■ JOB: Write every line out verbatim and omit the pictures.

--- --- ---

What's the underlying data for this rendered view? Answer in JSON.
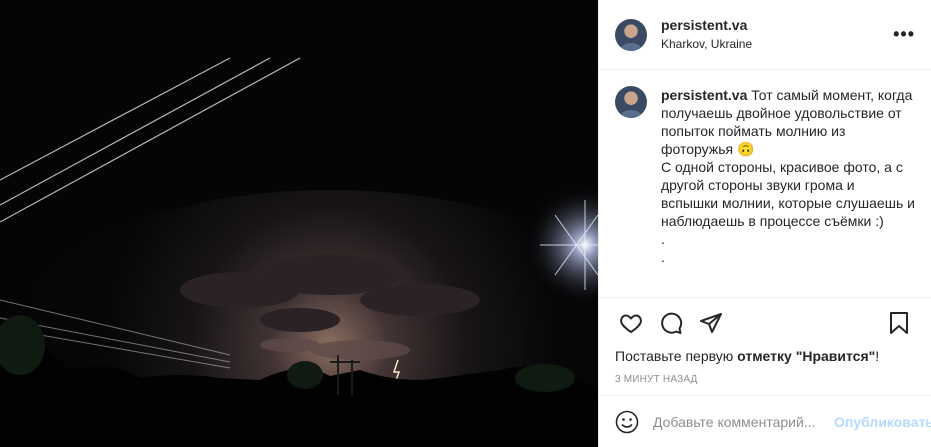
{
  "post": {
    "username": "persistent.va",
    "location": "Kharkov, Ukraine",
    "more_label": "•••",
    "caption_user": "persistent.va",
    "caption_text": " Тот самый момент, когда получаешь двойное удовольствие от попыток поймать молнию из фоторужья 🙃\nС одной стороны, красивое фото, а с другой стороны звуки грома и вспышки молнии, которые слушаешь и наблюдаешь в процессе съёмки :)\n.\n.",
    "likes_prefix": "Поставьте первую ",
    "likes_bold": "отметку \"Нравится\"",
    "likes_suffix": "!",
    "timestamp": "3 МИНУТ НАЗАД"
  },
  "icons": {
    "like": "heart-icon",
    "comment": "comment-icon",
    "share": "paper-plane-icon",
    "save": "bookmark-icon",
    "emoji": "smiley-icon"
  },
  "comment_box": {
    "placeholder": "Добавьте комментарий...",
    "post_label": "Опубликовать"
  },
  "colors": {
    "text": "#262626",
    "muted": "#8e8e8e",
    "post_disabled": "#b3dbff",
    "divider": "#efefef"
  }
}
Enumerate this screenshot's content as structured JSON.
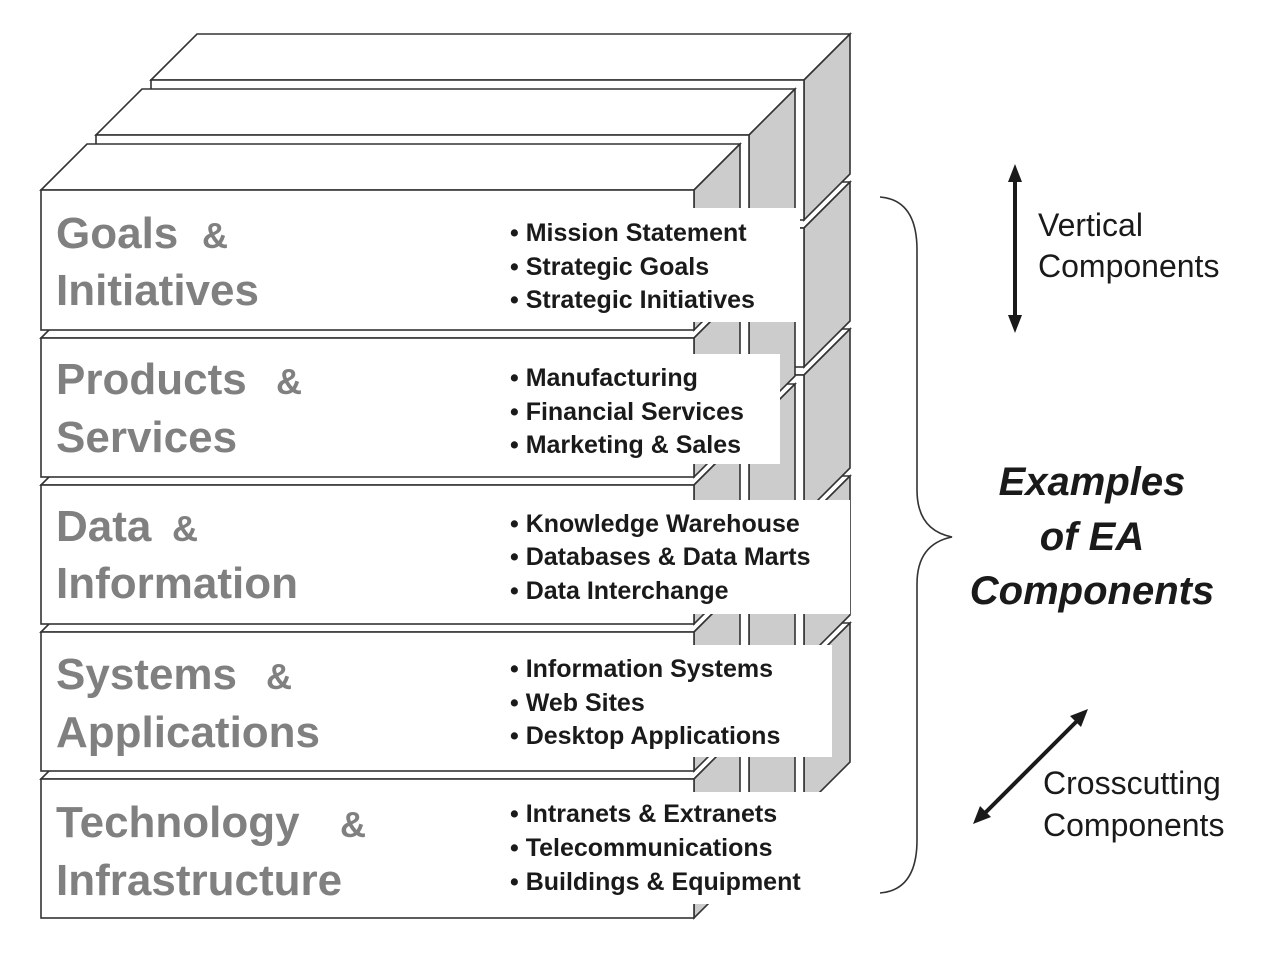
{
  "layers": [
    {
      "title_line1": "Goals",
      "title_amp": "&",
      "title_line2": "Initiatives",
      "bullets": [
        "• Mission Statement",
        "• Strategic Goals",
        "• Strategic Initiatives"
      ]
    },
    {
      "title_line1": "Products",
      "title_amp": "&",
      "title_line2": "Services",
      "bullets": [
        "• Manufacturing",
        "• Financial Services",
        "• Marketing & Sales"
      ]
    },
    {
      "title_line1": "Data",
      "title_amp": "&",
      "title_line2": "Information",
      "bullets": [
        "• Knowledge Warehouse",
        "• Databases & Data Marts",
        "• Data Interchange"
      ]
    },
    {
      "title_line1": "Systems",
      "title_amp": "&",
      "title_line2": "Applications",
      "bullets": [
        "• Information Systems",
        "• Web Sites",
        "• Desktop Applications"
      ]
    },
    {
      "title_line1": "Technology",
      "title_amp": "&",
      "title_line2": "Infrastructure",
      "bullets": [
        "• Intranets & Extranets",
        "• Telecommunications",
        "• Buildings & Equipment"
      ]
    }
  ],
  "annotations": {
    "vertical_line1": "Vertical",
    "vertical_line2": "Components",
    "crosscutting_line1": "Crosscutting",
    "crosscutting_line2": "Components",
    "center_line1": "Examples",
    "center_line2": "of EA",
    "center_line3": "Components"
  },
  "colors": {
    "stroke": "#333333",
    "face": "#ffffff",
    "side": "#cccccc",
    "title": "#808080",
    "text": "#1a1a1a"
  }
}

--- --- ---

■ EXERCISE RESULT:
What's the underlying data for this rendered view? Answer in JSON.
{
  "post": {
    "username": "persistent.va",
    "location": "Kharkov, Ukraine",
    "more_label": "•••",
    "caption_user": "persistent.va",
    "caption_text": " Тот самый момент, когда получаешь двойное удовольствие от попыток поймать молнию из фоторужья 🙃\nС одной стороны, красивое фото, а с другой стороны звуки грома и вспышки молнии, которые слушаешь и наблюдаешь в процессе съёмки :)\n.\n.",
    "likes_prefix": "Поставьте первую ",
    "likes_bold": "отметку \"Нравится\"",
    "likes_suffix": "!",
    "timestamp": "3 МИНУТ НАЗАД"
  },
  "icons": {
    "like": "heart-icon",
    "comment": "comment-icon",
    "share": "paper-plane-icon",
    "save": "bookmark-icon",
    "emoji": "smiley-icon"
  },
  "comment_box": {
    "placeholder": "Добавьте комментарий...",
    "post_label": "Опубликовать"
  },
  "colors": {
    "text": "#262626",
    "muted": "#8e8e8e",
    "post_disabled": "#b3dbff",
    "divider": "#efefef"
  }
}
Enumerate this screenshot's content as structured JSON.
{
  "layers": [
    {
      "title_line1": "Goals",
      "title_amp": "&",
      "title_line2": "Initiatives",
      "bullets": [
        "• Mission Statement",
        "• Strategic Goals",
        "• Strategic Initiatives"
      ]
    },
    {
      "title_line1": "Products",
      "title_amp": "&",
      "title_line2": "Services",
      "bullets": [
        "• Manufacturing",
        "• Financial Services",
        "• Marketing & Sales"
      ]
    },
    {
      "title_line1": "Data",
      "title_amp": "&",
      "title_line2": "Information",
      "bullets": [
        "• Knowledge Warehouse",
        "• Databases & Data Marts",
        "• Data Interchange"
      ]
    },
    {
      "title_line1": "Systems",
      "title_amp": "&",
      "title_line2": "Applications",
      "bullets": [
        "• Information Systems",
        "• Web Sites",
        "• Desktop Applications"
      ]
    },
    {
      "title_line1": "Technology",
      "title_amp": "&",
      "title_line2": "Infrastructure",
      "bullets": [
        "• Intranets & Extranets",
        "• Telecommunications",
        "• Buildings & Equipment"
      ]
    }
  ],
  "annotations": {
    "vertical_line1": "Vertical",
    "vertical_line2": "Components",
    "crosscutting_line1": "Crosscutting",
    "crosscutting_line2": "Components",
    "center_line1": "Examples",
    "center_line2": "of EA",
    "center_line3": "Components"
  },
  "colors": {
    "stroke": "#333333",
    "face": "#ffffff",
    "side": "#cccccc",
    "title": "#808080",
    "text": "#1a1a1a"
  }
}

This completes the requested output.